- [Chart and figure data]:
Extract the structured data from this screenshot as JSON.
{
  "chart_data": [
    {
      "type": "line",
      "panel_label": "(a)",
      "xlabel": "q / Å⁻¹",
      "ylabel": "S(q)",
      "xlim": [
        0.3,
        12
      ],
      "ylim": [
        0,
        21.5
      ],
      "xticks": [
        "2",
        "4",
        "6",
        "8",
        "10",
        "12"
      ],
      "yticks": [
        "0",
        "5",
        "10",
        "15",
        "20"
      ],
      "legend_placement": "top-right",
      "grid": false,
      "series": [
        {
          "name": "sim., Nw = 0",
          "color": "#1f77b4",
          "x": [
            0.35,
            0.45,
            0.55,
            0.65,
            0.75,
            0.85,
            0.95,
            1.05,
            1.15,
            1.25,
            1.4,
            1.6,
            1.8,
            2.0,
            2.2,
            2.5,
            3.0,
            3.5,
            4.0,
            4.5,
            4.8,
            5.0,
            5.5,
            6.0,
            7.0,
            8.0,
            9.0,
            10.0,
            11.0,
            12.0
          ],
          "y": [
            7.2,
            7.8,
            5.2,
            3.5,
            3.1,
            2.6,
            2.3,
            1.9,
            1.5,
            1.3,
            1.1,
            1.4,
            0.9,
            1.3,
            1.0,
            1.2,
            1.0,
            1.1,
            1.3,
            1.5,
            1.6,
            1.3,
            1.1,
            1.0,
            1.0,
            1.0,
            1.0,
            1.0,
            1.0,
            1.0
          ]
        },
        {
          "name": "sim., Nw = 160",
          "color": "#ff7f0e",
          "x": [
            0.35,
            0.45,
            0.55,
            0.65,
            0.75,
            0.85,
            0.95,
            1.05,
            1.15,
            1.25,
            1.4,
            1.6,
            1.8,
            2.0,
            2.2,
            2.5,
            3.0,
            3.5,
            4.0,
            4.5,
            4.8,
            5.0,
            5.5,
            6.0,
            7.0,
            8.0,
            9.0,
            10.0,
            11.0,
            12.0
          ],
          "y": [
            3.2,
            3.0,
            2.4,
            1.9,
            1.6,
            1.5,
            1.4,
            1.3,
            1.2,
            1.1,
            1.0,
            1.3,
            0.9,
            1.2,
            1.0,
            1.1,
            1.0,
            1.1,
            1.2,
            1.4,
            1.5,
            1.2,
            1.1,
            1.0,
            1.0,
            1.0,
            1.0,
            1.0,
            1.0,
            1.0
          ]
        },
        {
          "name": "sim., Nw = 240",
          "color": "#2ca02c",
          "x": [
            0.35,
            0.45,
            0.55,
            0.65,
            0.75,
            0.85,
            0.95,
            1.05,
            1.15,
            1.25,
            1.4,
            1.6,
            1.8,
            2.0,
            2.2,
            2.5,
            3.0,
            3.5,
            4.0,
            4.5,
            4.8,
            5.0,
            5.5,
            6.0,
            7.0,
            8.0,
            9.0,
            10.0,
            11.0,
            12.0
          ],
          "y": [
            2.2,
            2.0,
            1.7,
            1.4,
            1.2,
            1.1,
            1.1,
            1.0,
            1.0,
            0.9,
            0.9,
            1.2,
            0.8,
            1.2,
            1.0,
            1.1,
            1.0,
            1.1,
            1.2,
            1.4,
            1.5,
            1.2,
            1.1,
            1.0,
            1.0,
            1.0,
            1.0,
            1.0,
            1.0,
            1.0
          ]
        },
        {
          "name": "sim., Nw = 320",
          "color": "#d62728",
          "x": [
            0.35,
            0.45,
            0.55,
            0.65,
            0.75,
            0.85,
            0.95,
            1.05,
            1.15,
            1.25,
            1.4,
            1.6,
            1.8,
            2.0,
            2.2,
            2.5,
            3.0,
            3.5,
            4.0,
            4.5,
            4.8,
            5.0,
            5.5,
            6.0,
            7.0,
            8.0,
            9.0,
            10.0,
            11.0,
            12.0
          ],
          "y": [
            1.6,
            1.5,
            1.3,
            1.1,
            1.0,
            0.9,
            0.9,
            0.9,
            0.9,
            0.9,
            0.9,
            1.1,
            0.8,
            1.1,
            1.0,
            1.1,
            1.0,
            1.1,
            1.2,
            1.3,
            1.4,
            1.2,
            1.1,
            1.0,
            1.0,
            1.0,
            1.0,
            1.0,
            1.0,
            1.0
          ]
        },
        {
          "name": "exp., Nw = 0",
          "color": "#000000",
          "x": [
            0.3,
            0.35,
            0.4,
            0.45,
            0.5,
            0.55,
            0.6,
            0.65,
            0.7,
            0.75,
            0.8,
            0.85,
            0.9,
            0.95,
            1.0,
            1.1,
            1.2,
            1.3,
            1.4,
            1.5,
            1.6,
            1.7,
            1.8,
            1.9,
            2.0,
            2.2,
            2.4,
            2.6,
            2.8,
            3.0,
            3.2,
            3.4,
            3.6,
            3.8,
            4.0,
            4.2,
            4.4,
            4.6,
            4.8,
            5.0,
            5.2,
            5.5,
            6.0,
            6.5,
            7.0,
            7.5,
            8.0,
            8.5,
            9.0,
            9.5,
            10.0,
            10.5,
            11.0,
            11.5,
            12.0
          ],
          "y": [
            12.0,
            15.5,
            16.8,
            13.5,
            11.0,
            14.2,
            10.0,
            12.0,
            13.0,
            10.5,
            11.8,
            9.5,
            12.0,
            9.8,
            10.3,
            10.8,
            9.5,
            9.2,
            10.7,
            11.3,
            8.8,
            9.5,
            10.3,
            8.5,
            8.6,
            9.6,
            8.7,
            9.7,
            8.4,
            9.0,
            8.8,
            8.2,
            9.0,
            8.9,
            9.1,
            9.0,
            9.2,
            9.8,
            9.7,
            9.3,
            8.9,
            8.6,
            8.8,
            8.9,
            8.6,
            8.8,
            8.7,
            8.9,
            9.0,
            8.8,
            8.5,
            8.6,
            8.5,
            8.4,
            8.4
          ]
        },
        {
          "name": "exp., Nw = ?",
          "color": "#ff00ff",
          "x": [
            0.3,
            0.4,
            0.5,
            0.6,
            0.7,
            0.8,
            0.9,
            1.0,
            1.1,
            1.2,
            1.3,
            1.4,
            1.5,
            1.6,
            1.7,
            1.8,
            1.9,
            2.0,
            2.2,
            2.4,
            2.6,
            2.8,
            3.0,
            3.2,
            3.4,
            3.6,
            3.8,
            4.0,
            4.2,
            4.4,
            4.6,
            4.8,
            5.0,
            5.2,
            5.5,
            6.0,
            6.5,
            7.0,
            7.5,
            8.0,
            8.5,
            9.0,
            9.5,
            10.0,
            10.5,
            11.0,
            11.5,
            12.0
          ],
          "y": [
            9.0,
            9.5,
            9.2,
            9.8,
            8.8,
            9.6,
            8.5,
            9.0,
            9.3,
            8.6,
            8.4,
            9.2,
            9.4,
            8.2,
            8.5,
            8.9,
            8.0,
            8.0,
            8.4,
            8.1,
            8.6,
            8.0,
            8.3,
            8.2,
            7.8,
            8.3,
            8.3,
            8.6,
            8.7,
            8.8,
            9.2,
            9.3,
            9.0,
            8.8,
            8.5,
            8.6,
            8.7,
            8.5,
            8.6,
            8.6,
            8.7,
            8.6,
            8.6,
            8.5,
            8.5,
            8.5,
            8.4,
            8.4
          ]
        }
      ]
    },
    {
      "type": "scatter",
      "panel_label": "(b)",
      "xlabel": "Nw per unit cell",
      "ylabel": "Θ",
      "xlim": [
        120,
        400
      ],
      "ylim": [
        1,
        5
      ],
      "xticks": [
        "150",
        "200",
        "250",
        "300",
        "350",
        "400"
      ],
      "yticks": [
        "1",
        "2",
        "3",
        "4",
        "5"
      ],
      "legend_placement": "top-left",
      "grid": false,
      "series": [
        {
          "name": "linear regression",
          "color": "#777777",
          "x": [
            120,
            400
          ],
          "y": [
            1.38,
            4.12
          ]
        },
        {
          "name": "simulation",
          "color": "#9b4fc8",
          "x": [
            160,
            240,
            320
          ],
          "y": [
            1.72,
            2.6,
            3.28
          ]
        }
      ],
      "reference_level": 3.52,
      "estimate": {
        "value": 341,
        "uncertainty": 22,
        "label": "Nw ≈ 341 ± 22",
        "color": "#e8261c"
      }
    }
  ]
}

- [WHAT THIS TASK INVOLVES]: Pull out all lines from the listing that contain the string "color".

- [RESPONSE BELOW]:
          "color": "#1f77b4",
          "color": "#ff7f0e",
          "color": "#2ca02c",
          "color": "#d62728",
          "color": "#000000",
          "color": "#ff00ff",
          "color": "#777777",
          "color": "#9b4fc8",
        "color": "#e8261c"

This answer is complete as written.